(Records from a data collection)
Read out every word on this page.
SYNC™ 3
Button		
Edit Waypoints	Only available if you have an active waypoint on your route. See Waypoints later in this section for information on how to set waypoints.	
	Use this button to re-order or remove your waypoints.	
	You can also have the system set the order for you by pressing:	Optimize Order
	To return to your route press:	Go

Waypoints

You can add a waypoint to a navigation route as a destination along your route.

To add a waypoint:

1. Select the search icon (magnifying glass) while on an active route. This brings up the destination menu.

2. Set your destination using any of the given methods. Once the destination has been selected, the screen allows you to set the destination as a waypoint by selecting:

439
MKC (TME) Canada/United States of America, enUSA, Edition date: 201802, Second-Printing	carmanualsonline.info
---
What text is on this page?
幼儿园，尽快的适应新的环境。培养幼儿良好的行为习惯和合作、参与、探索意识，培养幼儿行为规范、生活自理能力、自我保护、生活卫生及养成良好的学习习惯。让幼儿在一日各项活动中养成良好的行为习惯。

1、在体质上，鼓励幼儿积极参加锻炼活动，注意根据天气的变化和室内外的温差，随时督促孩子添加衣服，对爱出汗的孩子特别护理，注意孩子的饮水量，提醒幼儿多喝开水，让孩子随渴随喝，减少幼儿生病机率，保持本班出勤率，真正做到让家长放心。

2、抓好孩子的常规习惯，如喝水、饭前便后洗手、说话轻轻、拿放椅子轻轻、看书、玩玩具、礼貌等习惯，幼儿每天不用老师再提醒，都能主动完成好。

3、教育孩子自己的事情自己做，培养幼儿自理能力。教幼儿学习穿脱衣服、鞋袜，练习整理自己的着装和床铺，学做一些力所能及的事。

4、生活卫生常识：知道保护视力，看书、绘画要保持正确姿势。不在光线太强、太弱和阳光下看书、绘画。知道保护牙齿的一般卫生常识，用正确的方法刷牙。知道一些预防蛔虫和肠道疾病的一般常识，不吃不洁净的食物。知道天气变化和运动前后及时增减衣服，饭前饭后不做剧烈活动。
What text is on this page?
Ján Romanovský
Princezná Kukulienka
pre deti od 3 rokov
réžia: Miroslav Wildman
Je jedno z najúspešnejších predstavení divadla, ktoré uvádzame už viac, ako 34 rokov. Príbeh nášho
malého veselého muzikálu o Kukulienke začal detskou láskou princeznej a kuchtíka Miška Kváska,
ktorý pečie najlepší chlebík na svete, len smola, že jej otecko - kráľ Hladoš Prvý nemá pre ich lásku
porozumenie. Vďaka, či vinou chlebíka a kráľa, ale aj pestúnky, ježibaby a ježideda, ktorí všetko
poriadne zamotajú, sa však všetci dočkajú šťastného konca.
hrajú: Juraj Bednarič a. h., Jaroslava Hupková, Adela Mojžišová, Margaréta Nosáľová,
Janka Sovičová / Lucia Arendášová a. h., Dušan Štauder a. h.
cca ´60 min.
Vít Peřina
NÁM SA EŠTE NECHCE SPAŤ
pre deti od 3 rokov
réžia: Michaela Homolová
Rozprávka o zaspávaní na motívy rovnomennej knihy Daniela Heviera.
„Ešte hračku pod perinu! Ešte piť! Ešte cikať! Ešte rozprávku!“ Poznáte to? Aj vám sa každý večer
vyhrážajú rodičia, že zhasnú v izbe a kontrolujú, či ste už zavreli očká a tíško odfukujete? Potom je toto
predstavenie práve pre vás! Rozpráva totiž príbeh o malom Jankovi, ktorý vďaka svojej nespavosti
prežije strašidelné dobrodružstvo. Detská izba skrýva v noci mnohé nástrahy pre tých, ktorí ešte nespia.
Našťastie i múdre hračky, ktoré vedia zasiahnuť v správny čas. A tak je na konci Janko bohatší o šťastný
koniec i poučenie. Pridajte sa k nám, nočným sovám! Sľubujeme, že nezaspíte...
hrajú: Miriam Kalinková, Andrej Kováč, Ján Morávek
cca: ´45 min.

WHAT IS EXPECTED
Count every line in the entries above where the word "destination" appears; respond with the number alone.

FINISHED TASK
3